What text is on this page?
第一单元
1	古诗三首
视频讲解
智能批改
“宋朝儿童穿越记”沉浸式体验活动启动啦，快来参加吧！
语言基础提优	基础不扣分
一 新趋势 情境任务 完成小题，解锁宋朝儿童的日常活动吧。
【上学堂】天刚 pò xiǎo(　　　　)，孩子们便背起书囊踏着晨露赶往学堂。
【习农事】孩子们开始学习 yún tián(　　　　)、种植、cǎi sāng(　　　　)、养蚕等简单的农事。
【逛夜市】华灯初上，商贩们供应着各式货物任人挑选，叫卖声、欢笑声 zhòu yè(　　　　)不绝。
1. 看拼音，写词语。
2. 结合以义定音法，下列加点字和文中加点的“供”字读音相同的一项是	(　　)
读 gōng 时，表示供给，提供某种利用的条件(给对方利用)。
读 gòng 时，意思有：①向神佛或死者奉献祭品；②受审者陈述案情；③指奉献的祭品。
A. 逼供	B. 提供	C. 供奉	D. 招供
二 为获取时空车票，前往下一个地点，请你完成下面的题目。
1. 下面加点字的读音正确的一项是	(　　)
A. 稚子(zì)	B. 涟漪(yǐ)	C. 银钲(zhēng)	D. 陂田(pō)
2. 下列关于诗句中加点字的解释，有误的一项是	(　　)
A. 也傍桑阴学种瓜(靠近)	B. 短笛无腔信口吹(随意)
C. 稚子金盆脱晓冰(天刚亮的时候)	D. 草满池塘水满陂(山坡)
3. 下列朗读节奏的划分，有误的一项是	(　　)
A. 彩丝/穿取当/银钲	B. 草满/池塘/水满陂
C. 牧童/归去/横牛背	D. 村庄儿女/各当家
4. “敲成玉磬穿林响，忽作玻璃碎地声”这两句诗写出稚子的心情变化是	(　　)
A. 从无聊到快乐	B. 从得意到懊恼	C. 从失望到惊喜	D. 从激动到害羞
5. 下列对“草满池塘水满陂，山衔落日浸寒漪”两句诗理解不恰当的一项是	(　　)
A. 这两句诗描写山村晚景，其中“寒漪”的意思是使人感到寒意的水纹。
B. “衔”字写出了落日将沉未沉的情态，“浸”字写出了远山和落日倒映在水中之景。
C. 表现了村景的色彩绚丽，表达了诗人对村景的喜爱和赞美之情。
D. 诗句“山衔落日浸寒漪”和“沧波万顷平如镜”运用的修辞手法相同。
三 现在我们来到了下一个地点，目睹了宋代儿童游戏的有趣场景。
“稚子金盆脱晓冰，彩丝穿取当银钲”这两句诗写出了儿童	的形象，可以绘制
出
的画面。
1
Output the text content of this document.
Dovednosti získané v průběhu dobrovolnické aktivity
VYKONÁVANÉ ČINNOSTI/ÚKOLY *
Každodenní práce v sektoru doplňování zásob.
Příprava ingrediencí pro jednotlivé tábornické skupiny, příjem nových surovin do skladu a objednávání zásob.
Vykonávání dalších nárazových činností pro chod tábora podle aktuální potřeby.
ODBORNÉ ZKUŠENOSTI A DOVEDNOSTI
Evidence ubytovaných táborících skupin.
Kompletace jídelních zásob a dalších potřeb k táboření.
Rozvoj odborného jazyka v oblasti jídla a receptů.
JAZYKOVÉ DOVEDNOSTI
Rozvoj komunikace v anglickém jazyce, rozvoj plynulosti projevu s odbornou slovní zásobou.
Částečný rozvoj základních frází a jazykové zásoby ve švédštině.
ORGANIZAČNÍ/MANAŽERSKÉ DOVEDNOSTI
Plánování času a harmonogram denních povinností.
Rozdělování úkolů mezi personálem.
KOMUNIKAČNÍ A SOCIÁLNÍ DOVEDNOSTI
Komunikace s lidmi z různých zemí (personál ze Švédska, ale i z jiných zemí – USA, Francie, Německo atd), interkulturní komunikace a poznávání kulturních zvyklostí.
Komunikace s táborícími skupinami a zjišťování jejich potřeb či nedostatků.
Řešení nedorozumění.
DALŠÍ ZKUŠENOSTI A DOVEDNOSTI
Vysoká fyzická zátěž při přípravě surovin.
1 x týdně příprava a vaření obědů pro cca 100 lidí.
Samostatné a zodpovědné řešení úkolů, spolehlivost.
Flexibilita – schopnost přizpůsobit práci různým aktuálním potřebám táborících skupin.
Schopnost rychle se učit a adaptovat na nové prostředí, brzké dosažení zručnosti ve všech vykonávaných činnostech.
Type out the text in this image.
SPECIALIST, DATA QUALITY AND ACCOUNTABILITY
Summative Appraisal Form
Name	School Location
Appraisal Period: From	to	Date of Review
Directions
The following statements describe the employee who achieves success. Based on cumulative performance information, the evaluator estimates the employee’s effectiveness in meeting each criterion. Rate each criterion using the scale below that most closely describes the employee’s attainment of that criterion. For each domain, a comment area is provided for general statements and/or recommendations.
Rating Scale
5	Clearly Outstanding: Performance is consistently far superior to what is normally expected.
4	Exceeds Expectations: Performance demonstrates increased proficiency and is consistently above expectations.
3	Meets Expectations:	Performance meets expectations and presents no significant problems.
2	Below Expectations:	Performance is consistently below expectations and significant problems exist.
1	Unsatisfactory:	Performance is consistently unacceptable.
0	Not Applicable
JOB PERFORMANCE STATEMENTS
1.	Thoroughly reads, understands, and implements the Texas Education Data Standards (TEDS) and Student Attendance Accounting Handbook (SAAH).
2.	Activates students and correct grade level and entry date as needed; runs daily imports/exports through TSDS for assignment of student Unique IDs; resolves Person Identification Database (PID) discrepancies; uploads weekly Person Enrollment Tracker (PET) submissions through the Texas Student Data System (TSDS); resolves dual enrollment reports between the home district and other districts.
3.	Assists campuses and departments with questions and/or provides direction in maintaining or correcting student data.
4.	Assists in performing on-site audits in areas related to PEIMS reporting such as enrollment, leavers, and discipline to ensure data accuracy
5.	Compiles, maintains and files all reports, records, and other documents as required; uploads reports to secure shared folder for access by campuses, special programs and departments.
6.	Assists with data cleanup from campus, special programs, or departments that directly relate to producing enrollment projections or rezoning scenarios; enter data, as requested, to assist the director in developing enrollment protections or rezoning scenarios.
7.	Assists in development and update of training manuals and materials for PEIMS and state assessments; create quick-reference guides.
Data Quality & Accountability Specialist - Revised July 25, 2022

§ **What is needed**
Each record above must be given again exactly.

§ **The response**
What text is on this page?
第一单元
1	古诗三首
视频讲解
智能批改
“宋朝儿童穿越记”沉浸式体验活动启动啦，快来参加吧！
语言基础提优	基础不扣分
一 新趋势 情境任务 完成小题，解锁宋朝儿童的日常活动吧。
【上学堂】天刚 pò xiǎo(　　　　)，孩子们便背起书囊踏着晨露赶往学堂。
【习农事】孩子们开始学习 yún tián(　　　　)、种植、cǎi sāng(　　　　)、养蚕等简单的农事。
【逛夜市】华灯初上，商贩们供应着各式货物任人挑选，叫卖声、欢笑声 zhòu yè(　　　　)不绝。
1. 看拼音，写词语。
2. 结合以义定音法，下列加点字和文中加点的“供”字读音相同的一项是	(　　)
读 gōng 时，表示供给，提供某种利用的条件(给对方利用)。
读 gòng 时，意思有：①向神佛或死者奉献祭品；②受审者陈述案情；③指奉献的祭品。
A. 逼供	B. 提供	C. 供奉	D. 招供
二 为获取时空车票，前往下一个地点，请你完成下面的题目。
1. 下面加点字的读音正确的一项是	(　　)
A. 稚子(zì)	B. 涟漪(yǐ)	C. 银钲(zhēng)	D. 陂田(pō)
2. 下列关于诗句中加点字的解释，有误的一项是	(　　)
A. 也傍桑阴学种瓜(靠近)	B. 短笛无腔信口吹(随意)
C. 稚子金盆脱晓冰(天刚亮的时候)	D. 草满池塘水满陂(山坡)
3. 下列朗读节奏的划分，有误的一项是	(　　)
A. 彩丝/穿取当/银钲	B. 草满/池塘/水满陂
C. 牧童/归去/横牛背	D. 村庄儿女/各当家
4. “敲成玉磬穿林响，忽作玻璃碎地声”这两句诗写出稚子的心情变化是	(　　)
A. 从无聊到快乐	B. 从得意到懊恼	C. 从失望到惊喜	D. 从激动到害羞
5. 下列对“草满池塘水满陂，山衔落日浸寒漪”两句诗理解不恰当的一项是	(　　)
A. 这两句诗描写山村晚景，其中“寒漪”的意思是使人感到寒意的水纹。
B. “衔”字写出了落日将沉未沉的情态，“浸”字写出了远山和落日倒映在水中之景。
C. 表现了村景的色彩绚丽，表达了诗人对村景的喜爱和赞美之情。
D. 诗句“山衔落日浸寒漪”和“沧波万顷平如镜”运用的修辞手法相同。
三 现在我们来到了下一个地点，目睹了宋代儿童游戏的有趣场景。
“稚子金盆脱晓冰，彩丝穿取当银钲”这两句诗写出了儿童	的形象，可以绘制
出
的画面。
1
Output the text content of this document.
Dovednosti získané v průběhu dobrovolnické aktivity
VYKONÁVANÉ ČINNOSTI/ÚKOLY *
Každodenní práce v sektoru doplňování zásob.
Příprava ingrediencí pro jednotlivé tábornické skupiny, příjem nových surovin do skladu a objednávání zásob.
Vykonávání dalších nárazových činností pro chod tábora podle aktuální potřeby.
ODBORNÉ ZKUŠENOSTI A DOVEDNOSTI
Evidence ubytovaných táborících skupin.
Kompletace jídelních zásob a dalších potřeb k táboření.
Rozvoj odborného jazyka v oblasti jídla a receptů.
JAZYKOVÉ DOVEDNOSTI
Rozvoj komunikace v anglickém jazyce, rozvoj plynulosti projevu s odbornou slovní zásobou.
Částečný rozvoj základních frází a jazykové zásoby ve švédštině.
ORGANIZAČNÍ/MANAŽERSKÉ DOVEDNOSTI
Plánování času a harmonogram denních povinností.
Rozdělování úkolů mezi personálem.
KOMUNIKAČNÍ A SOCIÁLNÍ DOVEDNOSTI
Komunikace s lidmi z různých zemí (personál ze Švédska, ale i z jiných zemí – USA, Francie, Německo atd), interkulturní komunikace a poznávání kulturních zvyklostí.
Komunikace s táborícími skupinami a zjišťování jejich potřeb či nedostatků.
Řešení nedorozumění.
DALŠÍ ZKUŠENOSTI A DOVEDNOSTI
Vysoká fyzická zátěž při přípravě surovin.
1 x týdně příprava a vaření obědů pro cca 100 lidí.
Samostatné a zodpovědné řešení úkolů, spolehlivost.
Flexibilita – schopnost přizpůsobit práci různým aktuálním potřebám táborících skupin.
Schopnost rychle se učit a adaptovat na nové prostředí, brzké dosažení zručnosti ve všech vykonávaných činnostech.
Type out the text in this image.
SPECIALIST, DATA QUALITY AND ACCOUNTABILITY
Summative Appraisal Form
Name	School Location
Appraisal Period: From	to	Date of Review
Directions
The following statements describe the employee who achieves success. Based on cumulative performance information, the evaluator estimates the employee’s effectiveness in meeting each criterion. Rate each criterion using the scale below that most closely describes the employee’s attainment of that criterion. For each domain, a comment area is provided for general statements and/or recommendations.
Rating Scale
5	Clearly Outstanding: Performance is consistently far superior to what is normally expected.
4	Exceeds Expectations: Performance demonstrates increased proficiency and is consistently above expectations.
3	Meets Expectations:	Performance meets expectations and presents no significant problems.
2	Below Expectations:	Performance is consistently below expectations and significant problems exist.
1	Unsatisfactory:	Performance is consistently unacceptable.
0	Not Applicable
JOB PERFORMANCE STATEMENTS
1.	Thoroughly reads, understands, and implements the Texas Education Data Standards (TEDS) and Student Attendance Accounting Handbook (SAAH).
2.	Activates students and correct grade level and entry date as needed; runs daily imports/exports through TSDS for assignment of student Unique IDs; resolves Person Identification Database (PID) discrepancies; uploads weekly Person Enrollment Tracker (PET) submissions through the Texas Student Data System (TSDS); resolves dual enrollment reports between the home district and other districts.
3.	Assists campuses and departments with questions and/or provides direction in maintaining or correcting student data.
4.	Assists in performing on-site audits in areas related to PEIMS reporting such as enrollment, leavers, and discipline to ensure data accuracy
5.	Compiles, maintains and files all reports, records, and other documents as required; uploads reports to secure shared folder for access by campuses, special programs and departments.
6.	Assists with data cleanup from campus, special programs, or departments that directly relate to producing enrollment projections or rezoning scenarios; enter data, as requested, to assist the director in developing enrollment protections or rezoning scenarios.
7.	Assists in development and update of training manuals and materials for PEIMS and state assessments; create quick-reference guides.
Data Quality & Accountability Specialist - Revised July 25, 2022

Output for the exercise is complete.